● Data entries

+---+

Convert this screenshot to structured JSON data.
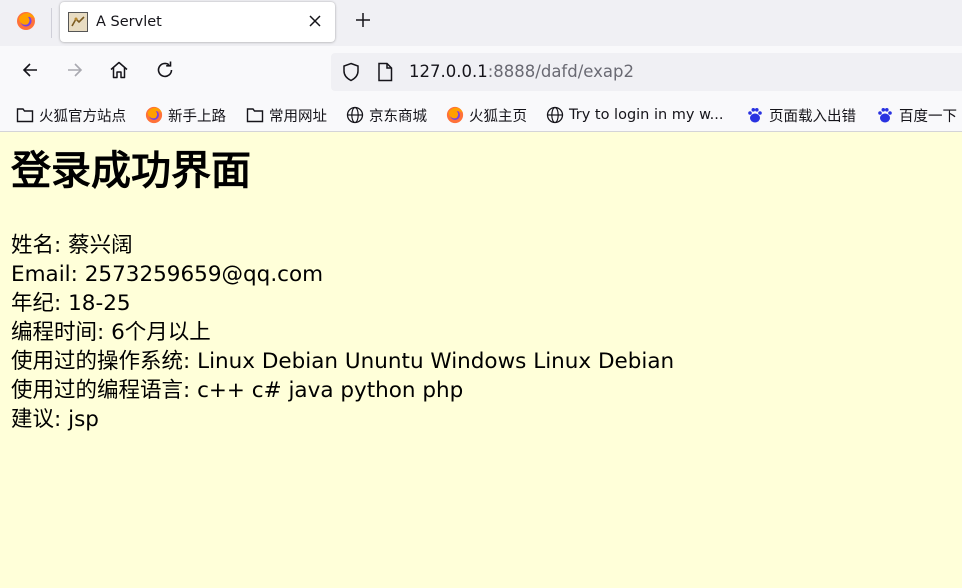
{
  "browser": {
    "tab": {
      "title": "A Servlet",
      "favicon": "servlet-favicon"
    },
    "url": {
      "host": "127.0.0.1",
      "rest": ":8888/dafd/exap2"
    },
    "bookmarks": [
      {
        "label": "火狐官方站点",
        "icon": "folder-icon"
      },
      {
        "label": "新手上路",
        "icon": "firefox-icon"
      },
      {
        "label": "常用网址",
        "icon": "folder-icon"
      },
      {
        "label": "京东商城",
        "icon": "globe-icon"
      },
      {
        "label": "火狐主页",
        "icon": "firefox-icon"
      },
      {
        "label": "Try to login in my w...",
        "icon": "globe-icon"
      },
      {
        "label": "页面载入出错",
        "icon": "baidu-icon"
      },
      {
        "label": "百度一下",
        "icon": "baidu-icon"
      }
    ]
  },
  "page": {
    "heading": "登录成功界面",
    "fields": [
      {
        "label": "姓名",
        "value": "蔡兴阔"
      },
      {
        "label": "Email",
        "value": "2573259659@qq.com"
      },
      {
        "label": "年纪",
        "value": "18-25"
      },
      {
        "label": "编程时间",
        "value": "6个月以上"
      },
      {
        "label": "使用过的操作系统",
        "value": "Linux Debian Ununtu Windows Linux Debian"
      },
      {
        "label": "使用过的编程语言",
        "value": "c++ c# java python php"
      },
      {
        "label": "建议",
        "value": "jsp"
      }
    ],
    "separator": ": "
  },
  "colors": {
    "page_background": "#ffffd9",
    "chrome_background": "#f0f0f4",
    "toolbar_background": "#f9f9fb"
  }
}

+---+

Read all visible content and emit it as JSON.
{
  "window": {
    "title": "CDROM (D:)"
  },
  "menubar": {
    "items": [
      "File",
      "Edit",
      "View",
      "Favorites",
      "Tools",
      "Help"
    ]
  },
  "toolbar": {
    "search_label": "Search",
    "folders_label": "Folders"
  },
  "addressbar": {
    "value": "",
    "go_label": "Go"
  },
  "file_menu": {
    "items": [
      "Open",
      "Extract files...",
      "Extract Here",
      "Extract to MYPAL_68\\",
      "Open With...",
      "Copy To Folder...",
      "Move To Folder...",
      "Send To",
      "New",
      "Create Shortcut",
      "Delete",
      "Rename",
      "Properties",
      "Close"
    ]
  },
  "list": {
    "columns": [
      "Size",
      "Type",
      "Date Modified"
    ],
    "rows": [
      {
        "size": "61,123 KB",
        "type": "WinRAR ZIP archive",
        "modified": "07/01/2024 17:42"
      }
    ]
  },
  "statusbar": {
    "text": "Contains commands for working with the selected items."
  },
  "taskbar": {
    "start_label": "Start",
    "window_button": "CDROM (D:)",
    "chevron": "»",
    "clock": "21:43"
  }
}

+---+

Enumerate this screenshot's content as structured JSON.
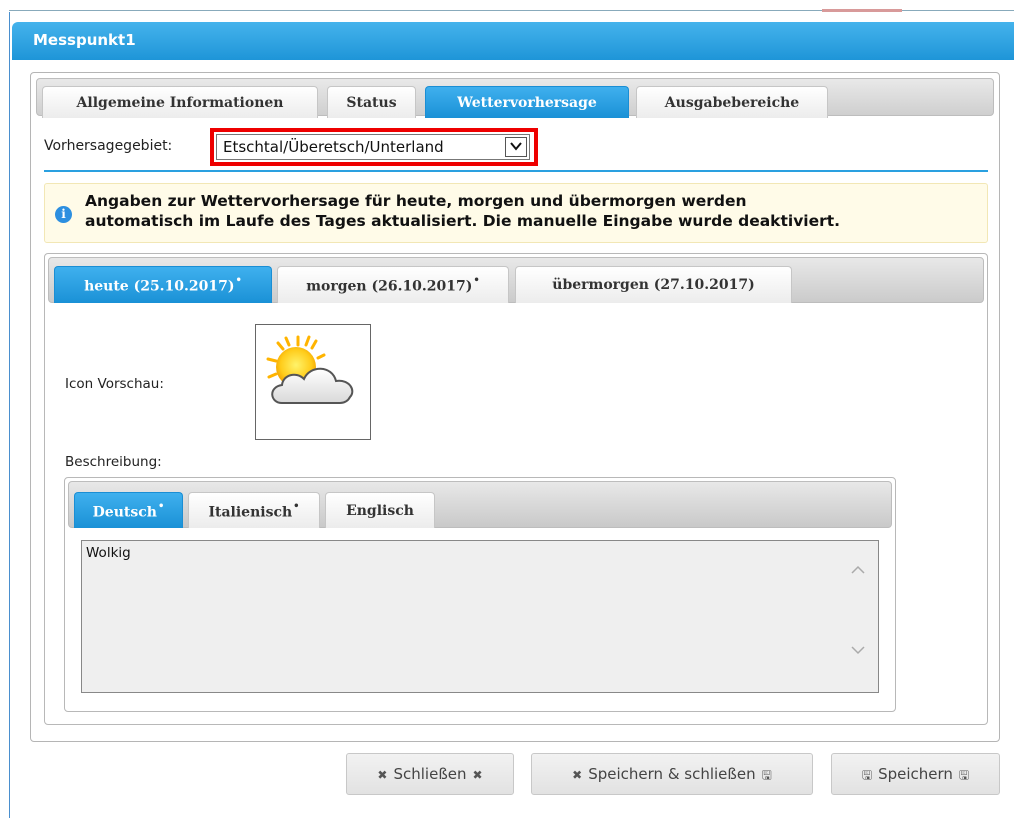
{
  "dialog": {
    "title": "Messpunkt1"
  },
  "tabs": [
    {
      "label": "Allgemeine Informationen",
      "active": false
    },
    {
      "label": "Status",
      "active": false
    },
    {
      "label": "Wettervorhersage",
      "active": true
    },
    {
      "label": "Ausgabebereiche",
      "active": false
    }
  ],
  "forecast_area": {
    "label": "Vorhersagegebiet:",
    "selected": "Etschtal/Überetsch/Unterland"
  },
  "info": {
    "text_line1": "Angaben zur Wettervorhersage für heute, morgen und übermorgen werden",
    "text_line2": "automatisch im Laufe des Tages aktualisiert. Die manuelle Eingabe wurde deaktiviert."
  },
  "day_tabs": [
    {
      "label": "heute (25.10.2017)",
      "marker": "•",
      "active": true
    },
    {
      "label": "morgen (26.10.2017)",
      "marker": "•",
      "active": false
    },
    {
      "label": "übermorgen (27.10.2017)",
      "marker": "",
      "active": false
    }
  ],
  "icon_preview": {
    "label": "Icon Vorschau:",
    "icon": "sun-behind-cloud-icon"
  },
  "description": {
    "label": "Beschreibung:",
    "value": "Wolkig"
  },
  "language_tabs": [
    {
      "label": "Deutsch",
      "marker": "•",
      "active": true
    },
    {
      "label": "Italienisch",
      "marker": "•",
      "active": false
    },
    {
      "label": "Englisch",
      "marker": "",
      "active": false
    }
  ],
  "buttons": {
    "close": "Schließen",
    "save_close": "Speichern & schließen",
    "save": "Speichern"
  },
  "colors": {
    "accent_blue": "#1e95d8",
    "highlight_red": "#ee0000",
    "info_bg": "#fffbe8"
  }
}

+---+

● PROBLEM DESCRIPTION
Count the lines of the material that include the word "content", then report only the total.

● RESULT OF THIS TASK
2